** begin **
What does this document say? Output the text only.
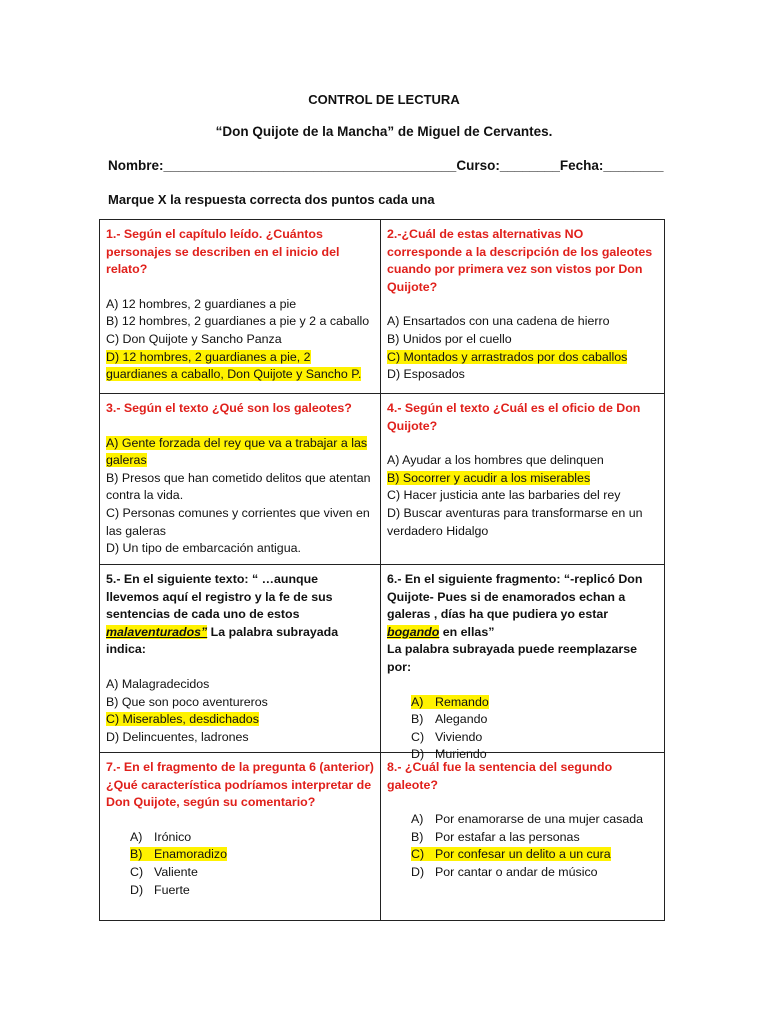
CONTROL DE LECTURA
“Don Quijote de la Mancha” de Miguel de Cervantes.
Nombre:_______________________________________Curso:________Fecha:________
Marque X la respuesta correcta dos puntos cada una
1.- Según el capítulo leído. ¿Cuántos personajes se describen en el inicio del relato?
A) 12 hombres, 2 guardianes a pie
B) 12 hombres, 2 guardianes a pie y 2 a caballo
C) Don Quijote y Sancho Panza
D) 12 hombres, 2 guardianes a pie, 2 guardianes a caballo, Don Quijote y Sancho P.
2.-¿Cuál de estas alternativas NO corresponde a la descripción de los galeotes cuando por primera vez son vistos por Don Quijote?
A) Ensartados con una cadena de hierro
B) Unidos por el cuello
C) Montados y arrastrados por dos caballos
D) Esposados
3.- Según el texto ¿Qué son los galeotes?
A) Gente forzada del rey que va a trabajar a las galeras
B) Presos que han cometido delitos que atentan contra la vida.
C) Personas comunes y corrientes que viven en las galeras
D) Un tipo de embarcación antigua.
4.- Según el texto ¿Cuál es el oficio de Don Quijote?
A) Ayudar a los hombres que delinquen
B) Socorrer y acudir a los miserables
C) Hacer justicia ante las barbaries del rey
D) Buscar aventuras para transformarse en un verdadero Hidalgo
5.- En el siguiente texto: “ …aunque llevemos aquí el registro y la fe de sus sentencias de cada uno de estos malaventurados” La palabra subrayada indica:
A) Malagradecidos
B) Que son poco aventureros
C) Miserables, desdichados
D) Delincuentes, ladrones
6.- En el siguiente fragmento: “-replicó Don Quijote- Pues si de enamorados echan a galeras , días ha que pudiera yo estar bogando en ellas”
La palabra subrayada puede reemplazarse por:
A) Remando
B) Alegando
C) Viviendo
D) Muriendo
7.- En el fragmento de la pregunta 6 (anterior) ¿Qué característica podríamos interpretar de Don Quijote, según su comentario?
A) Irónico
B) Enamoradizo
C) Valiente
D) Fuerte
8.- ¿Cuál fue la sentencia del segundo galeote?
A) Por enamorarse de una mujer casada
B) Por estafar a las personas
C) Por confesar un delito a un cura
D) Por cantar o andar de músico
** end **
** begin **
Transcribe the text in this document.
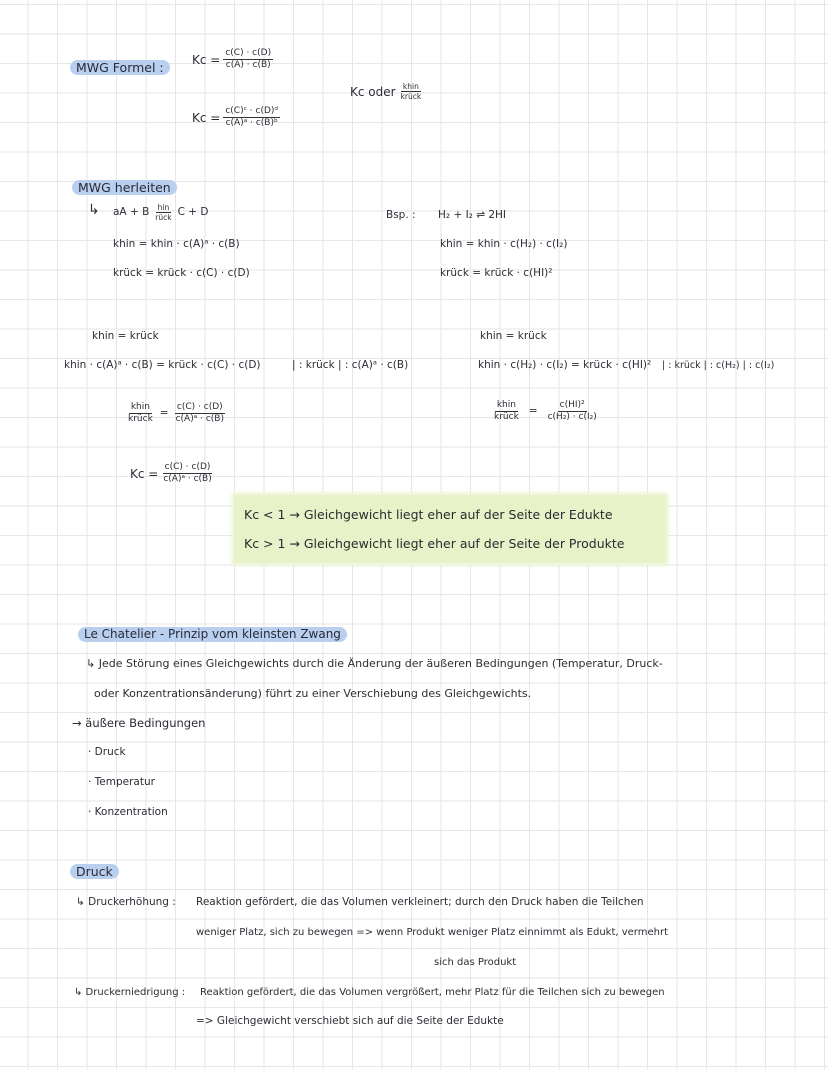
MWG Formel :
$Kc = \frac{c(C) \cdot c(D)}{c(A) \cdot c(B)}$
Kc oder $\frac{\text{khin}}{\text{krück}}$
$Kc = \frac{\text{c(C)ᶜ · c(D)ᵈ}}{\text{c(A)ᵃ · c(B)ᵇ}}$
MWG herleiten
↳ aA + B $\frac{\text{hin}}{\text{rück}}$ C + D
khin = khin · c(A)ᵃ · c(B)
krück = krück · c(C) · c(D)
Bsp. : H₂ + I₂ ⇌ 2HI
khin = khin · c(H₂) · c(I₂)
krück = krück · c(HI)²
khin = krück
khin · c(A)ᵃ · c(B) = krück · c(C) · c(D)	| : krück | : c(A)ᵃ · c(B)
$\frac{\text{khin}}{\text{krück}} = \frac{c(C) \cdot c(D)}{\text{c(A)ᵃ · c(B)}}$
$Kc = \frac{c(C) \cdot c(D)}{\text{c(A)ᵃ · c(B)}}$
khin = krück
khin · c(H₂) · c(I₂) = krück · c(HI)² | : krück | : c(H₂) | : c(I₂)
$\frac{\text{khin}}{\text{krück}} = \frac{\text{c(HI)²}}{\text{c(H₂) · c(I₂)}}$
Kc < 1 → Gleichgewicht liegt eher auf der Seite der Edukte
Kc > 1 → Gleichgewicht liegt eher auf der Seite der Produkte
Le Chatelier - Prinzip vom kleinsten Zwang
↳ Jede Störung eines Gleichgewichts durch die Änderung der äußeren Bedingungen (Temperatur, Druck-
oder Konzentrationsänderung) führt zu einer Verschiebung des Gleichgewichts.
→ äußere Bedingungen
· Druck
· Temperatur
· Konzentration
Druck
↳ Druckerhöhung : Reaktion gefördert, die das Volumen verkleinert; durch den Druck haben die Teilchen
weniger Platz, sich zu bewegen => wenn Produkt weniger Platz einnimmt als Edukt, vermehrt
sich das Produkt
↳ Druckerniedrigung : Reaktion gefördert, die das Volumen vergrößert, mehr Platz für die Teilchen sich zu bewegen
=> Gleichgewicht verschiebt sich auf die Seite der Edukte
** end **
** begin **
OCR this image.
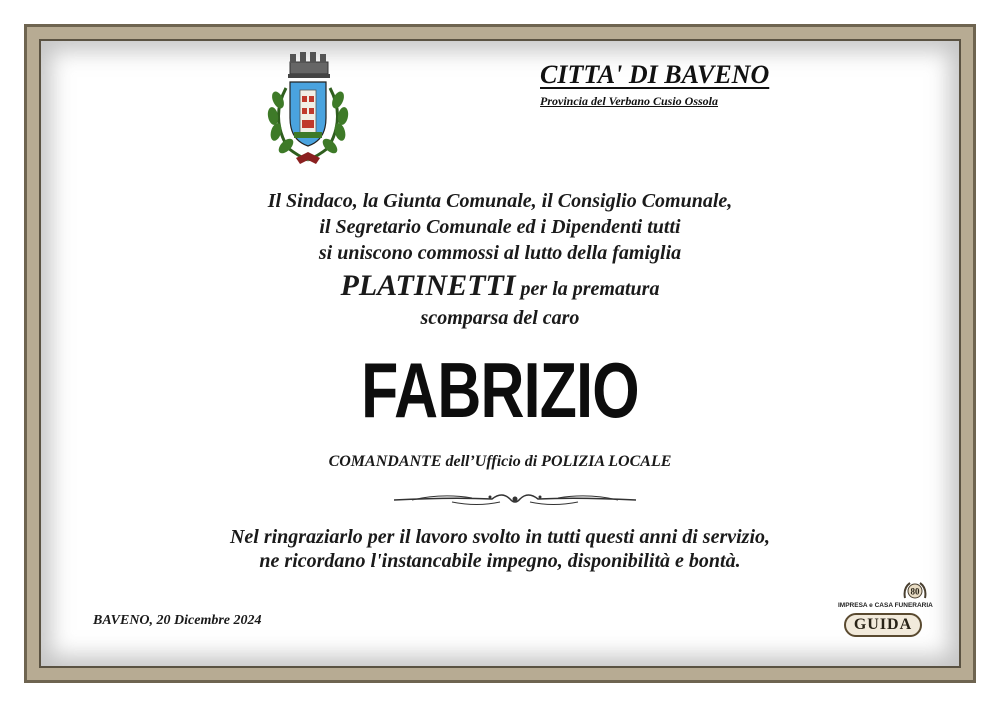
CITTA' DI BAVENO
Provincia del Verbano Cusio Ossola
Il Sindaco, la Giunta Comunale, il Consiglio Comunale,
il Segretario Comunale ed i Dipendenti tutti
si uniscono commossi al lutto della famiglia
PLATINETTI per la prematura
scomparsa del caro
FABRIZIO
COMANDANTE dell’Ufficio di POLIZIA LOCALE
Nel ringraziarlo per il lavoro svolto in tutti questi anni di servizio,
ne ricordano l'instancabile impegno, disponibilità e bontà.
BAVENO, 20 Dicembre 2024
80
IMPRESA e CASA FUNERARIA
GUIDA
** end **
* What you should do
From the data above, copy each line that has the string "texto".

* Result
3.- Según el texto ¿Qué son los galeotes?
4.- Según el texto ¿Cuál es el oficio de Don Quijote?
5.- En el siguiente texto: “ …aunque llevemos aquí el registro y la fe de sus sentencias de cada uno de estos malaventurados” La palabra subrayada indica:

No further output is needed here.